--- BEGIN Information provided ---

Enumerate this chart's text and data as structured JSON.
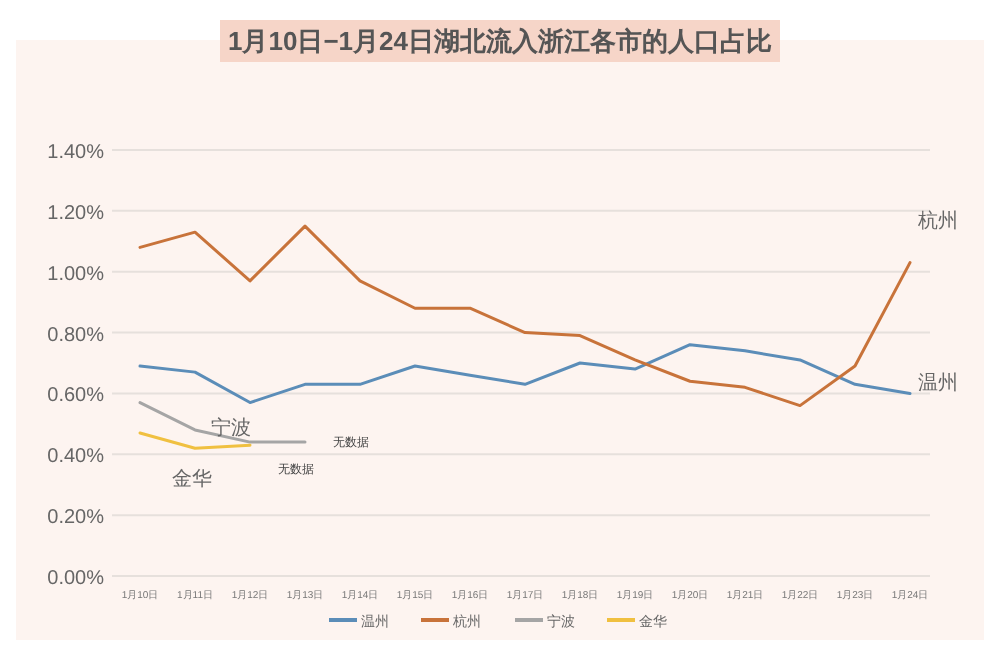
{
  "chart_data": {
    "type": "line",
    "title": "1月10日−1月24日湖北流入浙江各市的人口占比",
    "categories": [
      "1月10日",
      "1月11日",
      "1月12日",
      "1月13日",
      "1月14日",
      "1月15日",
      "1月16日",
      "1月17日",
      "1月18日",
      "1月19日",
      "1月20日",
      "1月21日",
      "1月22日",
      "1月23日",
      "1月24日"
    ],
    "series": [
      {
        "name": "温州",
        "color": "#5b8db8",
        "values": [
          0.69,
          0.67,
          0.57,
          0.63,
          0.63,
          0.69,
          0.66,
          0.63,
          0.7,
          0.68,
          0.76,
          0.74,
          0.71,
          0.63,
          0.6
        ]
      },
      {
        "name": "杭州",
        "color": "#c8733a",
        "values": [
          1.08,
          1.13,
          0.97,
          1.15,
          0.97,
          0.88,
          0.88,
          0.8,
          0.79,
          0.71,
          0.64,
          0.62,
          0.56,
          0.69,
          1.03
        ]
      },
      {
        "name": "宁波",
        "color": "#a5a5a5",
        "values": [
          0.57,
          0.48,
          0.44,
          0.44,
          null,
          null,
          null,
          null,
          null,
          null,
          null,
          null,
          null,
          null,
          null
        ]
      },
      {
        "name": "金华",
        "color": "#f0c040",
        "values": [
          0.47,
          0.42,
          0.43,
          null,
          null,
          null,
          null,
          null,
          null,
          null,
          null,
          null,
          null,
          null,
          null
        ]
      }
    ],
    "ylim": [
      0,
      1.4
    ],
    "yticks": [
      {
        "value": 0,
        "label": "0.00%"
      },
      {
        "value": 0.2,
        "label": "0.20%"
      },
      {
        "value": 0.4,
        "label": "0.40%"
      },
      {
        "value": 0.6,
        "label": "0.60%"
      },
      {
        "value": 0.8,
        "label": "0.80%"
      },
      {
        "value": 1.0,
        "label": "1.00%"
      },
      {
        "value": 1.2,
        "label": "1.20%"
      },
      {
        "value": 1.4,
        "label": "1.40%"
      }
    ],
    "grid": "y",
    "legend": "bottom",
    "marker": "none",
    "line_style": "solid",
    "annotations": [
      {
        "text": "无数据",
        "x": "1月13日",
        "y": 0.44
      },
      {
        "text": "无数据",
        "x": "1月12日",
        "y": 0.43
      }
    ]
  }
}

--- END Information provided ---

Problem:
Work out the count of lines containing the word "color", then write only that count.

Full output:
4